--- START RECORDS FOR THIS TASK ---
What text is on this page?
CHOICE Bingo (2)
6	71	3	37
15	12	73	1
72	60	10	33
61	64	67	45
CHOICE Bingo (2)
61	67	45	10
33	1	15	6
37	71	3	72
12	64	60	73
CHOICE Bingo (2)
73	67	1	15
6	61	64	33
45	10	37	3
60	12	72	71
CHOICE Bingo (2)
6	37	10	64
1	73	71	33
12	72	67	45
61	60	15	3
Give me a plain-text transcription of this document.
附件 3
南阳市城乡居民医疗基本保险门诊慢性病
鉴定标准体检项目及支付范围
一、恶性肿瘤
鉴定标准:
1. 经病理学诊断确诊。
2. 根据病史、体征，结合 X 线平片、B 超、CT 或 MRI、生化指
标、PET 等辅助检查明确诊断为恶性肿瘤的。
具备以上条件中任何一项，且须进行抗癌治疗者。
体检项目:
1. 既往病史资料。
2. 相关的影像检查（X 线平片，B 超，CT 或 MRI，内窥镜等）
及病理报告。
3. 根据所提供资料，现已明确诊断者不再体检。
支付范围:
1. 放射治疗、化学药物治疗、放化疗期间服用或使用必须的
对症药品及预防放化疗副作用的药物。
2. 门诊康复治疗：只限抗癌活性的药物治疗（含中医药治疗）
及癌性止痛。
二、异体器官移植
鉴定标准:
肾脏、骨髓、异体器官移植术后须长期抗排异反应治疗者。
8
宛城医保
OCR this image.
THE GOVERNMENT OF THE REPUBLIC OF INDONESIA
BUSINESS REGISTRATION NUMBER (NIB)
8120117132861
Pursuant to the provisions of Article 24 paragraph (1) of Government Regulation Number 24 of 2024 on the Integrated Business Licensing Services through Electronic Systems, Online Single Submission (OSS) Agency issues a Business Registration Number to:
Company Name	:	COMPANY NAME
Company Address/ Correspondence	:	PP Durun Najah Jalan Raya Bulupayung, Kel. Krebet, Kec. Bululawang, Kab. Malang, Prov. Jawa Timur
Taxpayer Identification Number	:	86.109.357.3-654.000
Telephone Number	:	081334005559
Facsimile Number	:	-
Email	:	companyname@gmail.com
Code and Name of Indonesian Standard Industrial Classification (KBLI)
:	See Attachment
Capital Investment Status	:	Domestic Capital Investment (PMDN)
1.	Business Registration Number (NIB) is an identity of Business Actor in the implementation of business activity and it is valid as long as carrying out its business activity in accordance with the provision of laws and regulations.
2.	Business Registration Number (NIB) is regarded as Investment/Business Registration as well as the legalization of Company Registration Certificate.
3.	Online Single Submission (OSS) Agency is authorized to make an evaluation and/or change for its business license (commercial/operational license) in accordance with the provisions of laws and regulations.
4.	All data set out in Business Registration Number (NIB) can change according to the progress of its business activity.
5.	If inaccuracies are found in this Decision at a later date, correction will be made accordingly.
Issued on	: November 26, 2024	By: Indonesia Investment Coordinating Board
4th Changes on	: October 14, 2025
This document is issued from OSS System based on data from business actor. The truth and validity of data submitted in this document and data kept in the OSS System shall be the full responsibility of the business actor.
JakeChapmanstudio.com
--- END RECORDS FOR THIS TASK ---
TASK TO COMPLETE: Copy each line of the data that contains the word "regulations".

REPLY:
1.	Business Registration Number (NIB) is an identity of Business Actor in the implementation of business activity and it is valid as long as carrying out its business activity in accordance with the provision of laws and regulations.
3.	Online Single Submission (OSS) Agency is authorized to make an evaluation and/or change for its business license (commercial/operational license) in accordance with the provisions of laws and regulations.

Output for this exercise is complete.